*Listing*:
● ● ● ● ●

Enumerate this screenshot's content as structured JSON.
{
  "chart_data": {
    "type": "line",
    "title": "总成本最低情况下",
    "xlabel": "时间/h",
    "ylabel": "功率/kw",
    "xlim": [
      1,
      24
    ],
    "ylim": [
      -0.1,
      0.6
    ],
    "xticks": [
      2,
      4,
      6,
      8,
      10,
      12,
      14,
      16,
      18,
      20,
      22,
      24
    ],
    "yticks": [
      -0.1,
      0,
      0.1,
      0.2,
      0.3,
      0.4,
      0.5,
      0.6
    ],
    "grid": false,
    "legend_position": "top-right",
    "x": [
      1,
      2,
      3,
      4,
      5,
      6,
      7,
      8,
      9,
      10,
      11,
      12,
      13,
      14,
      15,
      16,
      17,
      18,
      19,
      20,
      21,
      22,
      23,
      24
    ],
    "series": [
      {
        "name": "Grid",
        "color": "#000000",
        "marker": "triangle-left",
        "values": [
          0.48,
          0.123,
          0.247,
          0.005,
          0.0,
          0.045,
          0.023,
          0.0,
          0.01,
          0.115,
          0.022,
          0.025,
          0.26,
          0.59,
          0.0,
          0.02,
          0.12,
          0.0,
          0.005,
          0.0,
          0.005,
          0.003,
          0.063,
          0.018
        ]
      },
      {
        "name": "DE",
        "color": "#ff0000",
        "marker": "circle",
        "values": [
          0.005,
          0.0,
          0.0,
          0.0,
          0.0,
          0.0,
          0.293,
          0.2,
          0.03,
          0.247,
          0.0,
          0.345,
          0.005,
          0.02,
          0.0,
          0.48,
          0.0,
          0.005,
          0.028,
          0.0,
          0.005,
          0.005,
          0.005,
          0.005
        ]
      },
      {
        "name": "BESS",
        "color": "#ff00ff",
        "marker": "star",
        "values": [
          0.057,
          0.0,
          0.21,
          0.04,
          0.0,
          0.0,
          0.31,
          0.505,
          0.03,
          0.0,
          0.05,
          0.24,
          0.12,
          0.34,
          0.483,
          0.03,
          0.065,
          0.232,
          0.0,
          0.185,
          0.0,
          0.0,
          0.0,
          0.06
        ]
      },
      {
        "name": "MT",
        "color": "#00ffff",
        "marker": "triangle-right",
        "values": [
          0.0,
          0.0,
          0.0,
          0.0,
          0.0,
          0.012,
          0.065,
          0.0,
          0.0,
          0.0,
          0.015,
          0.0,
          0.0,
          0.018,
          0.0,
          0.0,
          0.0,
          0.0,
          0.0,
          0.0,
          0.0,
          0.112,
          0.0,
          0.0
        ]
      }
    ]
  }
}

● ● ● ● ●

Write out the whole listing again. Match it word for word.

*Response for this exercise*:
Enumerate this screenshot's content as structured JSON.
{
  "chart_data": {
    "type": "line",
    "title": "总成本最低情况下",
    "xlabel": "时间/h",
    "ylabel": "功率/kw",
    "xlim": [
      1,
      24
    ],
    "ylim": [
      -0.1,
      0.6
    ],
    "xticks": [
      2,
      4,
      6,
      8,
      10,
      12,
      14,
      16,
      18,
      20,
      22,
      24
    ],
    "yticks": [
      -0.1,
      0,
      0.1,
      0.2,
      0.3,
      0.4,
      0.5,
      0.6
    ],
    "grid": false,
    "legend_position": "top-right",
    "x": [
      1,
      2,
      3,
      4,
      5,
      6,
      7,
      8,
      9,
      10,
      11,
      12,
      13,
      14,
      15,
      16,
      17,
      18,
      19,
      20,
      21,
      22,
      23,
      24
    ],
    "series": [
      {
        "name": "Grid",
        "color": "#000000",
        "marker": "triangle-left",
        "values": [
          0.48,
          0.123,
          0.247,
          0.005,
          0.0,
          0.045,
          0.023,
          0.0,
          0.01,
          0.115,
          0.022,
          0.025,
          0.26,
          0.59,
          0.0,
          0.02,
          0.12,
          0.0,
          0.005,
          0.0,
          0.005,
          0.003,
          0.063,
          0.018
        ]
      },
      {
        "name": "DE",
        "color": "#ff0000",
        "marker": "circle",
        "values": [
          0.005,
          0.0,
          0.0,
          0.0,
          0.0,
          0.0,
          0.293,
          0.2,
          0.03,
          0.247,
          0.0,
          0.345,
          0.005,
          0.02,
          0.0,
          0.48,
          0.0,
          0.005,
          0.028,
          0.0,
          0.005,
          0.005,
          0.005,
          0.005
        ]
      },
      {
        "name": "BESS",
        "color": "#ff00ff",
        "marker": "star",
        "values": [
          0.057,
          0.0,
          0.21,
          0.04,
          0.0,
          0.0,
          0.31,
          0.505,
          0.03,
          0.0,
          0.05,
          0.24,
          0.12,
          0.34,
          0.483,
          0.03,
          0.065,
          0.232,
          0.0,
          0.185,
          0.0,
          0.0,
          0.0,
          0.06
        ]
      },
      {
        "name": "MT",
        "color": "#00ffff",
        "marker": "triangle-right",
        "values": [
          0.0,
          0.0,
          0.0,
          0.0,
          0.0,
          0.012,
          0.065,
          0.0,
          0.0,
          0.0,
          0.015,
          0.0,
          0.0,
          0.018,
          0.0,
          0.0,
          0.0,
          0.0,
          0.0,
          0.0,
          0.0,
          0.112,
          0.0,
          0.0
        ]
      }
    ]
  }
}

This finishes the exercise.